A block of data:
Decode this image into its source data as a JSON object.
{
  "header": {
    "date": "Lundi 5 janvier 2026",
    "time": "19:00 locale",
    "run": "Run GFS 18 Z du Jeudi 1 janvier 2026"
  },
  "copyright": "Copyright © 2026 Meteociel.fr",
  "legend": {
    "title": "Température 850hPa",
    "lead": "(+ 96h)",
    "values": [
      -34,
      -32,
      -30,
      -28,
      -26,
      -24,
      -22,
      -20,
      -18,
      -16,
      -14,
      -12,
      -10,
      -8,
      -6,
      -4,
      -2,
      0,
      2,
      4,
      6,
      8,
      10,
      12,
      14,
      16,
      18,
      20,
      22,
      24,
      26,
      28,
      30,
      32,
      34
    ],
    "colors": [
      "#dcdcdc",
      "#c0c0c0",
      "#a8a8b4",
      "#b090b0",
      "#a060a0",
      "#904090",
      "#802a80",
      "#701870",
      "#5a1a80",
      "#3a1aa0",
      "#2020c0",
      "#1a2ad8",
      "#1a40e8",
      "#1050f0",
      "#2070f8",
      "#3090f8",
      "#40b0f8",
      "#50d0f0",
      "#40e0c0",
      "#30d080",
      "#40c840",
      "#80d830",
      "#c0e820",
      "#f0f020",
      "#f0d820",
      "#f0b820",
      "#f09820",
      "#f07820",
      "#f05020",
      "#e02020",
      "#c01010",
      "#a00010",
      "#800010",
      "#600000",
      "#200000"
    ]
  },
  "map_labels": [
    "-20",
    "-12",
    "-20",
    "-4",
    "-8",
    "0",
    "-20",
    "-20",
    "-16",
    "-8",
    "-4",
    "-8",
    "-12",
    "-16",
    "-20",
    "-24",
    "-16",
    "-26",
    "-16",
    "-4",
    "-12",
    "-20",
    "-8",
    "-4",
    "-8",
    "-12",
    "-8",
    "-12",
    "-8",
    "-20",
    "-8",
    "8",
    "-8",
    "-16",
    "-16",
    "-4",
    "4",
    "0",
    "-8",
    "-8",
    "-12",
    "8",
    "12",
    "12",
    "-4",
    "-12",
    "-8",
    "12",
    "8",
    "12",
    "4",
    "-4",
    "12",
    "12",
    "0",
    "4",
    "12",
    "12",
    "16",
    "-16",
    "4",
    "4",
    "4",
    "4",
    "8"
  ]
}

▸ PROBLEM: State how many lines above include the word "janvier", and nothing more.

▸ OUTPUT OF THE TASK: 2